--- THE INPUT ---

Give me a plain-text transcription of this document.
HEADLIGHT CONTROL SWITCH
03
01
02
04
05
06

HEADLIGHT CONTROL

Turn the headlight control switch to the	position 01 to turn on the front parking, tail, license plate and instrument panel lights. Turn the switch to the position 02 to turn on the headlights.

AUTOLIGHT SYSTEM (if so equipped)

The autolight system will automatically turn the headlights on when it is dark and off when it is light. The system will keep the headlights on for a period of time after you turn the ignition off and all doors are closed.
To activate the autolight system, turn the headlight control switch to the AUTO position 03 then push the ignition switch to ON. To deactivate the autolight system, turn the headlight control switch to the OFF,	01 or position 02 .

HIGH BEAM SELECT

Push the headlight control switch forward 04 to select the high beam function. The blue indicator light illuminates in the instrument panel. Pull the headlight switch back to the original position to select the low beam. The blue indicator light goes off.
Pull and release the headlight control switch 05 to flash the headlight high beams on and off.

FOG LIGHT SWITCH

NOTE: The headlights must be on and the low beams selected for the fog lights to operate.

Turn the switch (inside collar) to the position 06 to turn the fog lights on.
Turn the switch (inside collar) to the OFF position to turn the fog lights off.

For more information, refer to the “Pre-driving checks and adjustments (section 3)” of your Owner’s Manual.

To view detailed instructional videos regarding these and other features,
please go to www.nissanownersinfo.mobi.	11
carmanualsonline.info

---

TASK:
All of the data must be returned exactly.

RESPONSE TO THE TASK:
Give me a plain-text transcription of this document.
HEADLIGHT CONTROL SWITCH
03
01
02
04
05
06

HEADLIGHT CONTROL

Turn the headlight control switch to the	position 01 to turn on the front parking, tail, license plate and instrument panel lights. Turn the switch to the position 02 to turn on the headlights.

AUTOLIGHT SYSTEM (if so equipped)

The autolight system will automatically turn the headlights on when it is dark and off when it is light. The system will keep the headlights on for a period of time after you turn the ignition off and all doors are closed.
To activate the autolight system, turn the headlight control switch to the AUTO position 03 then push the ignition switch to ON. To deactivate the autolight system, turn the headlight control switch to the OFF,	01 or position 02 .

HIGH BEAM SELECT

Push the headlight control switch forward 04 to select the high beam function. The blue indicator light illuminates in the instrument panel. Pull the headlight switch back to the original position to select the low beam. The blue indicator light goes off.
Pull and release the headlight control switch 05 to flash the headlight high beams on and off.

FOG LIGHT SWITCH

NOTE: The headlights must be on and the low beams selected for the fog lights to operate.

Turn the switch (inside collar) to the position 06 to turn the fog lights on.
Turn the switch (inside collar) to the OFF position to turn the fog lights off.

For more information, refer to the “Pre-driving checks and adjustments (section 3)” of your Owner’s Manual.

To view detailed instructional videos regarding these and other features,
please go to www.nissanownersinfo.mobi.	11
carmanualsonline.info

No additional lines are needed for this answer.